■ TASK OBJECTIVE
An exact copy of the records is required, minus the pictures they hold.

■ DATASET EXTRACT
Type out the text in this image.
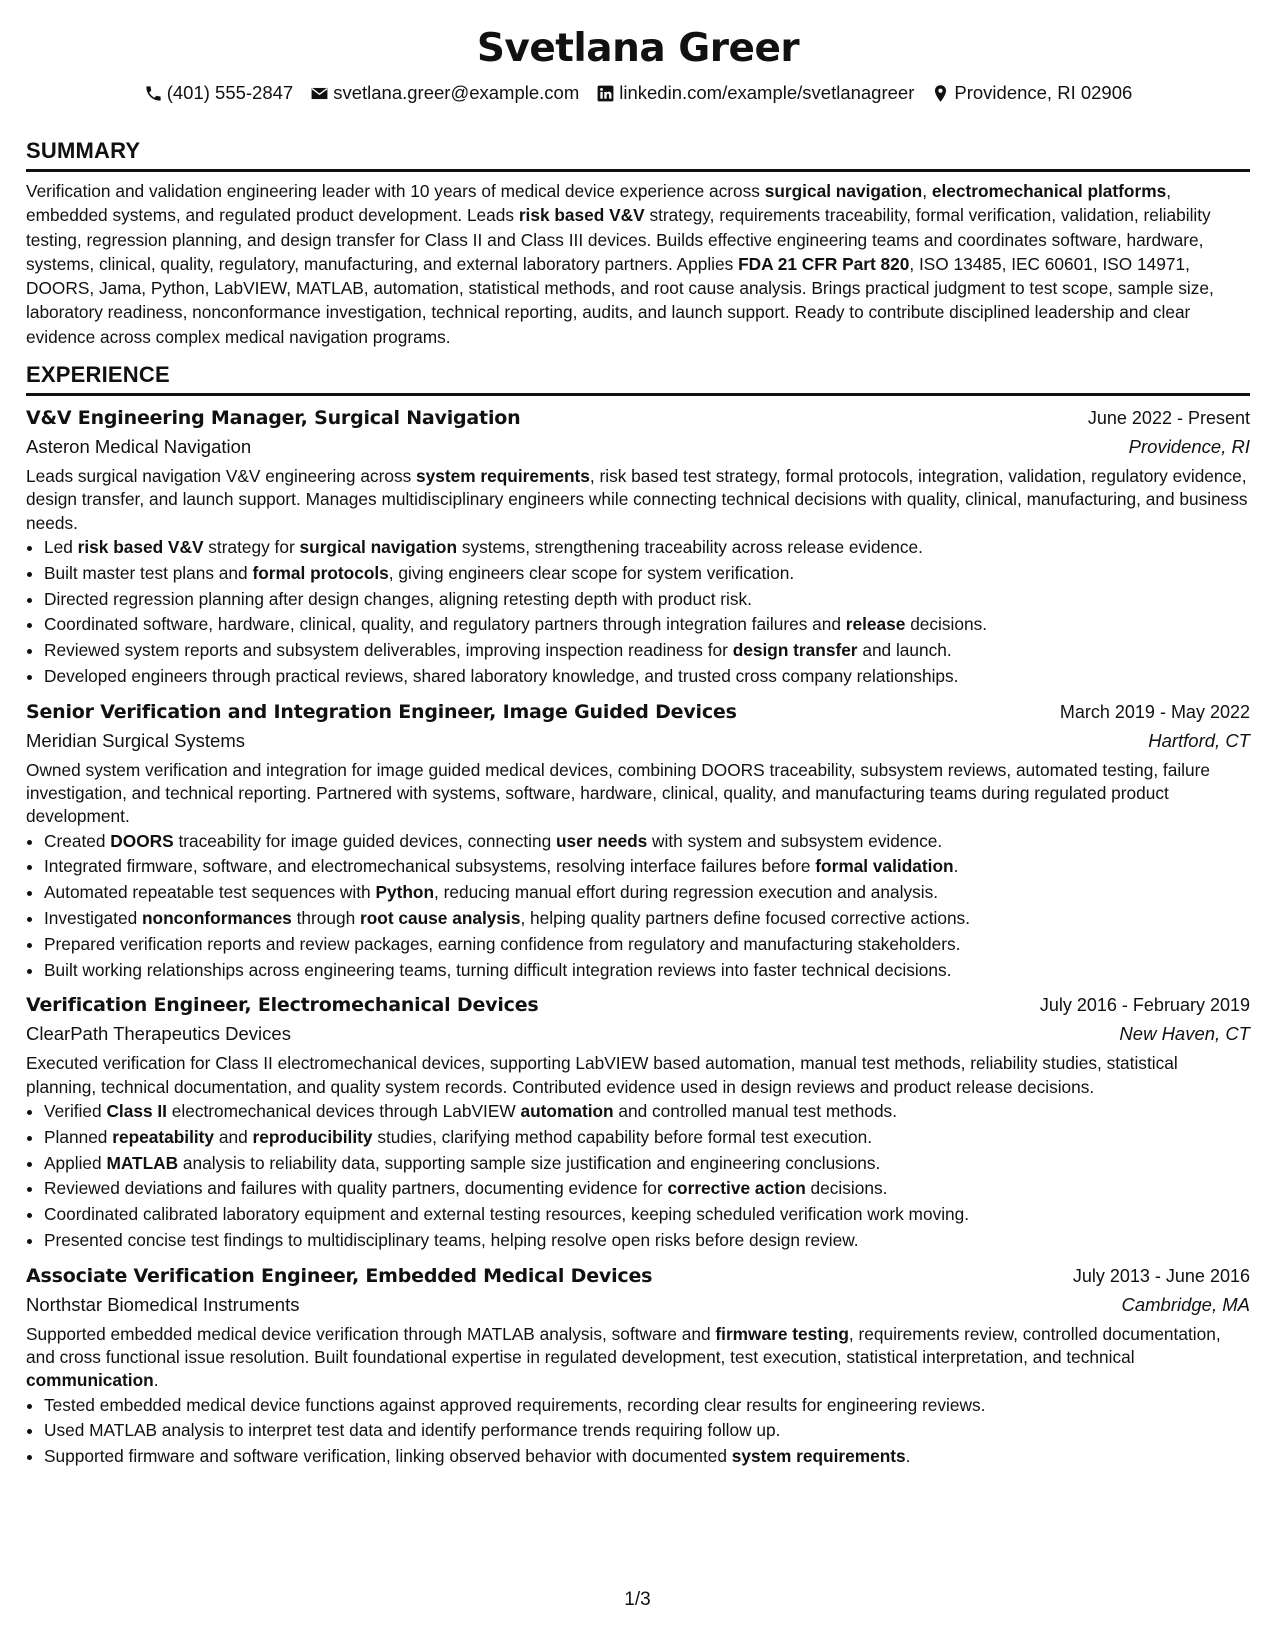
Svetlana Greer
(401) 555-2847 svetlana.greer@example.com linkedin.com/example/svetlanagreer Providence, RI 02906
SUMMARY
Verification and validation engineering leader with 10 years of medical device experience across surgical navigation, electromechanical platforms, embedded systems, and regulated product development. Leads risk based V&V strategy, requirements traceability, formal verification, validation, reliability testing, regression planning, and design transfer for Class II and Class III devices. Builds effective engineering teams and coordinates software, hardware, systems, clinical, quality, regulatory, manufacturing, and external laboratory partners. Applies FDA 21 CFR Part 820, ISO 13485, IEC 60601, ISO 14971, DOORS, Jama, Python, LabVIEW, MATLAB, automation, statistical methods, and root cause analysis. Brings practical judgment to test scope, sample size, laboratory readiness, nonconformance investigation, technical reporting, audits, and launch support. Ready to contribute disciplined leadership and clear evidence across complex medical navigation programs.
EXPERIENCE
V&V Engineering Manager, Surgical Navigation	June 2022 - Present
Asteron Medical Navigation	Providence, RI
Leads surgical navigation V&V engineering across system requirements, risk based test strategy, formal protocols, integration, validation, regulatory evidence, design transfer, and launch support. Manages multidisciplinary engineers while connecting technical decisions with quality, clinical, manufacturing, and business needs.
• Led risk based V&V strategy for surgical navigation systems, strengthening traceability across release evidence.
• Built master test plans and formal protocols, giving engineers clear scope for system verification.
• Directed regression planning after design changes, aligning retesting depth with product risk.
• Coordinated software, hardware, clinical, quality, and regulatory partners through integration failures and release decisions.
• Reviewed system reports and subsystem deliverables, improving inspection readiness for design transfer and launch.
• Developed engineers through practical reviews, shared laboratory knowledge, and trusted cross company relationships.
Senior Verification and Integration Engineer, Image Guided Devices	March 2019 - May 2022
Meridian Surgical Systems	Hartford, CT
Owned system verification and integration for image guided medical devices, combining DOORS traceability, subsystem reviews, automated testing, failure investigation, and technical reporting. Partnered with systems, software, hardware, clinical, quality, and manufacturing teams during regulated product development.
• Created DOORS traceability for image guided devices, connecting user needs with system and subsystem evidence.
• Integrated firmware, software, and electromechanical subsystems, resolving interface failures before formal validation.
• Automated repeatable test sequences with Python, reducing manual effort during regression execution and analysis.
• Investigated nonconformances through root cause analysis, helping quality partners define focused corrective actions.
• Prepared verification reports and review packages, earning confidence from regulatory and manufacturing stakeholders.
• Built working relationships across engineering teams, turning difficult integration reviews into faster technical decisions.
Verification Engineer, Electromechanical Devices	July 2016 - February 2019
ClearPath Therapeutics Devices	New Haven, CT
Executed verification for Class II electromechanical devices, supporting LabVIEW based automation, manual test methods, reliability studies, statistical planning, technical documentation, and quality system records. Contributed evidence used in design reviews and product release decisions.
• Verified Class II electromechanical devices through LabVIEW automation and controlled manual test methods.
• Planned repeatability and reproducibility studies, clarifying method capability before formal test execution.
• Applied MATLAB analysis to reliability data, supporting sample size justification and engineering conclusions.
• Reviewed deviations and failures with quality partners, documenting evidence for corrective action decisions.
• Coordinated calibrated laboratory equipment and external testing resources, keeping scheduled verification work moving.
• Presented concise test findings to multidisciplinary teams, helping resolve open risks before design review.
Associate Verification Engineer, Embedded Medical Devices	July 2013 - June 2016
Northstar Biomedical Instruments	Cambridge, MA
Supported embedded medical device verification through MATLAB analysis, software and firmware testing, requirements review, controlled documentation, and cross functional issue resolution. Built foundational expertise in regulated development, test execution, statistical interpretation, and technical communication.
• Tested embedded medical device functions against approved requirements, recording clear results for engineering reviews.
• Used MATLAB analysis to interpret test data and identify performance trends requiring follow up.
• Supported firmware and software verification, linking observed behavior with documented system requirements.
1/3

■ FULL RESPONSE
Type out the text in this image.
Svetlana Greer
(401) 555-2847 svetlana.greer@example.com linkedin.com/example/svetlanagreer Providence, RI 02906
SUMMARY
Verification and validation engineering leader with 10 years of medical device experience across surgical navigation, electromechanical platforms, embedded systems, and regulated product development. Leads risk based V&V strategy, requirements traceability, formal verification, validation, reliability testing, regression planning, and design transfer for Class II and Class III devices. Builds effective engineering teams and coordinates software, hardware, systems, clinical, quality, regulatory, manufacturing, and external laboratory partners. Applies FDA 21 CFR Part 820, ISO 13485, IEC 60601, ISO 14971, DOORS, Jama, Python, LabVIEW, MATLAB, automation, statistical methods, and root cause analysis. Brings practical judgment to test scope, sample size, laboratory readiness, nonconformance investigation, technical reporting, audits, and launch support. Ready to contribute disciplined leadership and clear evidence across complex medical navigation programs.
EXPERIENCE
V&V Engineering Manager, Surgical Navigation	June 2022 - Present
Asteron Medical Navigation	Providence, RI
Leads surgical navigation V&V engineering across system requirements, risk based test strategy, formal protocols, integration, validation, regulatory evidence, design transfer, and launch support. Manages multidisciplinary engineers while connecting technical decisions with quality, clinical, manufacturing, and business needs.
• Led risk based V&V strategy for surgical navigation systems, strengthening traceability across release evidence.
• Built master test plans and formal protocols, giving engineers clear scope for system verification.
• Directed regression planning after design changes, aligning retesting depth with product risk.
• Coordinated software, hardware, clinical, quality, and regulatory partners through integration failures and release decisions.
• Reviewed system reports and subsystem deliverables, improving inspection readiness for design transfer and launch.
• Developed engineers through practical reviews, shared laboratory knowledge, and trusted cross company relationships.
Senior Verification and Integration Engineer, Image Guided Devices	March 2019 - May 2022
Meridian Surgical Systems	Hartford, CT
Owned system verification and integration for image guided medical devices, combining DOORS traceability, subsystem reviews, automated testing, failure investigation, and technical reporting. Partnered with systems, software, hardware, clinical, quality, and manufacturing teams during regulated product development.
• Created DOORS traceability for image guided devices, connecting user needs with system and subsystem evidence.
• Integrated firmware, software, and electromechanical subsystems, resolving interface failures before formal validation.
• Automated repeatable test sequences with Python, reducing manual effort during regression execution and analysis.
• Investigated nonconformances through root cause analysis, helping quality partners define focused corrective actions.
• Prepared verification reports and review packages, earning confidence from regulatory and manufacturing stakeholders.
• Built working relationships across engineering teams, turning difficult integration reviews into faster technical decisions.
Verification Engineer, Electromechanical Devices	July 2016 - February 2019
ClearPath Therapeutics Devices	New Haven, CT
Executed verification for Class II electromechanical devices, supporting LabVIEW based automation, manual test methods, reliability studies, statistical planning, technical documentation, and quality system records. Contributed evidence used in design reviews and product release decisions.
• Verified Class II electromechanical devices through LabVIEW automation and controlled manual test methods.
• Planned repeatability and reproducibility studies, clarifying method capability before formal test execution.
• Applied MATLAB analysis to reliability data, supporting sample size justification and engineering conclusions.
• Reviewed deviations and failures with quality partners, documenting evidence for corrective action decisions.
• Coordinated calibrated laboratory equipment and external testing resources, keeping scheduled verification work moving.
• Presented concise test findings to multidisciplinary teams, helping resolve open risks before design review.
Associate Verification Engineer, Embedded Medical Devices	July 2013 - June 2016
Northstar Biomedical Instruments	Cambridge, MA
Supported embedded medical device verification through MATLAB analysis, software and firmware testing, requirements review, controlled documentation, and cross functional issue resolution. Built foundational expertise in regulated development, test execution, statistical interpretation, and technical communication.
• Tested embedded medical device functions against approved requirements, recording clear results for engineering reviews.
• Used MATLAB analysis to interpret test data and identify performance trends requiring follow up.
• Supported firmware and software verification, linking observed behavior with documented system requirements.
1/3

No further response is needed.